§ Passage given:
Posts Tagged With: community

“Birdland” The Village

We can begin to tackle both the housing and loneliness crisis when clever, compact, kit housing design and clever site planning work together to create a neighborhood that feels like a village.


An Octagonal Housing Solution

The team at Sculptorhouse believes it is possible to create housing that can provide this for many of the people that currently do not have access to such a home.  Sculptorhouse creates affordable housing that looks and feels like luxury housing.

They have designed, engineered, and prototyped a low-cost, eco-friendly house kit –The Octagonal Living Unit (OLU), to creatively address the many aspects of the housing crisis. The design for the OLU draws on the founder’s thirty-year career as a sculptor to create something unique and visually appealing but also beautifully proportioned and spacious. By creating the house in the same way a sculptor creates art multiples (like Rodin’s The Thinker that is modeled once and cast in bronze many times) Sculptorhouse is able to significantly reduce the per-unit cost. The octagonal shape increases efficiency in floor space, heating and cooling, and resistance to wind and seismic events. The result is a house of high quality and high visual appeal but at an affordable cost.

An octagon encloses twenty percent more floor space with the same materials as a rectangle. It is more efficient to heat and cool and more resistant to wind and seismic events. The interior space of an OLU is an open-plan space, giving long sight lines across the space and a breathtaking 16-foot-high cathedral space in the living room. The Sculptorhouse octagon is light filled from all points of the compass, allowing the sun to light it up with a glow in the early morning to the late afternoon.

This powerhouse little dwelling is built from an innovative building system that uses materials – galvanized steel and expanded polystyrene – that cannot be destroyed by water, will not rot, has no nutritional value for any vermin, and will withstand extremely high winds and severe earthquakes. Sculptorhouse kits are made from components that are created by manufacturers already operating at high capacity: the structural insulated building panels (SIPS) come from Thermasteel and the windows and doors come from Marvin. The small amount of lumber is sourced from local building suppliers. Most homes use thousands of elements. Sculptorhouse kit homes are built with SIPS panels that serve as structure, insulation, sheathing, and vapor barrier on one piece so they use about two hundred parts, creating significant savings in labor costs and time at the job site. When situated on permanent foundations and framed from steel, they are more resistant to wind and seismic activity than conventional homes.

§ Bounding box entries:

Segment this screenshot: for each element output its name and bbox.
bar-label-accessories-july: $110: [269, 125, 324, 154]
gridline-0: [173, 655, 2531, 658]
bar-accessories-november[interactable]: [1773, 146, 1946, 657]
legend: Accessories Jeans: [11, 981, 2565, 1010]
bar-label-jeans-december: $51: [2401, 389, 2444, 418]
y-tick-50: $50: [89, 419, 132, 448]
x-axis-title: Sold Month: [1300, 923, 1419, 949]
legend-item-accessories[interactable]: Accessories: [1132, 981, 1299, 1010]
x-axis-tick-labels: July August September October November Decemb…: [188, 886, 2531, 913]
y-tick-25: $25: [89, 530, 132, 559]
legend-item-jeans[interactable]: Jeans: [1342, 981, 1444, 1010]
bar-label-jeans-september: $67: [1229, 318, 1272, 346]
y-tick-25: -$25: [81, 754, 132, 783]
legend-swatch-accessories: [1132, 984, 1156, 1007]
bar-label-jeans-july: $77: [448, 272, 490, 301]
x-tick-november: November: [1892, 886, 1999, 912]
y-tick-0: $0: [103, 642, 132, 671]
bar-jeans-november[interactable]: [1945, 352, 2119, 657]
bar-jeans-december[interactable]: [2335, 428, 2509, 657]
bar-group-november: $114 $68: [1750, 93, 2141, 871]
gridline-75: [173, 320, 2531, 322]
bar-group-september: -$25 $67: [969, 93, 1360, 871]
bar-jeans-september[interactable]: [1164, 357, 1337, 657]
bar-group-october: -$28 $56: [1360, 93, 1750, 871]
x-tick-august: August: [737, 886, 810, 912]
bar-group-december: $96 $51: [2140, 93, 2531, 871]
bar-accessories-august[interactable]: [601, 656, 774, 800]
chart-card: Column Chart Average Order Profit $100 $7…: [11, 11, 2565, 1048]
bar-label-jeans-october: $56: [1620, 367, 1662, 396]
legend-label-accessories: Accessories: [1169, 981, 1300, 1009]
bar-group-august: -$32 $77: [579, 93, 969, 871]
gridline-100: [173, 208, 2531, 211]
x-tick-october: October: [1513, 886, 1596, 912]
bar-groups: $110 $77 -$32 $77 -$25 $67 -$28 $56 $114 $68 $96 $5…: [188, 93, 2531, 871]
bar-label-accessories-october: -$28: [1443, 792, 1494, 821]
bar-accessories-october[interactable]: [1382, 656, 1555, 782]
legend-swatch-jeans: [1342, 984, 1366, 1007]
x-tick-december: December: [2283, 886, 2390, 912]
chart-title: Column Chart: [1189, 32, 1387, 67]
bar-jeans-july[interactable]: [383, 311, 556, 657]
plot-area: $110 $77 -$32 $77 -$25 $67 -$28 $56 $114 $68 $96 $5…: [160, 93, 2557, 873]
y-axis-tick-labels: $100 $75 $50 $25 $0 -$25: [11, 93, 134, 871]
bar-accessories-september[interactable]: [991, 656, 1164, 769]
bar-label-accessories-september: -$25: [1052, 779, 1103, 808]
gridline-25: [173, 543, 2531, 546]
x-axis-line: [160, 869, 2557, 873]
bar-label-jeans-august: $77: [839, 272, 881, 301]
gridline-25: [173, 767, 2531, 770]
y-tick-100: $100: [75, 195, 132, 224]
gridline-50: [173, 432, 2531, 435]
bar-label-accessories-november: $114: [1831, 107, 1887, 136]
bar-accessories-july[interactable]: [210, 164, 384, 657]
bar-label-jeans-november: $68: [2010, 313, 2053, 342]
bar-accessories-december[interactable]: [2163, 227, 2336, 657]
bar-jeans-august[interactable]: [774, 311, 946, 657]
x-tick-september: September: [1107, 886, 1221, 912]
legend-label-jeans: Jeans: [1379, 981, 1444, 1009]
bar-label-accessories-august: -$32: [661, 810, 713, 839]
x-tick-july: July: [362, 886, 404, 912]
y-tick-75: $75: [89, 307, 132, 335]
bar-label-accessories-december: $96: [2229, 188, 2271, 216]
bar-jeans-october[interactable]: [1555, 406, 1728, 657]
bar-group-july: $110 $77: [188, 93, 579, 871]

§ Complete the following:
• A. Answer these questions about the Sculptorhouse passage.
(i) Which company supplies the structural insulated building panels?
(ii) How high is the cathedral space in the living room of an OLU?
(iii) How much more floor space does an octagon enclose than a rectangle built with the same materials?
• B. Set down the Sculptorhouse passage word for word from "They have designed, engineered, and" to "an affordable cost.".

§ Expected outputs:
• A.
(i) Thermasteel
(ii) 16 feet
(iii) Twenty percent

• B.
They have designed, engineered, and prototyped a low-cost, eco-friendly house kit –The Octagonal Living Unit (OLU), to creatively address the many aspects of the housing crisis. The design for the OLU draws on the founder’s thirty-year career as a sculptor to create something unique and visually appealing but also beautifully proportioned and spacious. By creating the house in the same way a sculptor creates art multiples (like Rodin’s The Thinker that is modeled once and cast in bronze many times) Sculptorhouse is able to significantly reduce the per-unit cost. The octagonal shape increases efficiency in floor space, heating and cooling, and resistance to wind and seismic events. The result is a house of high quality and high visual appeal but at an affordable cost.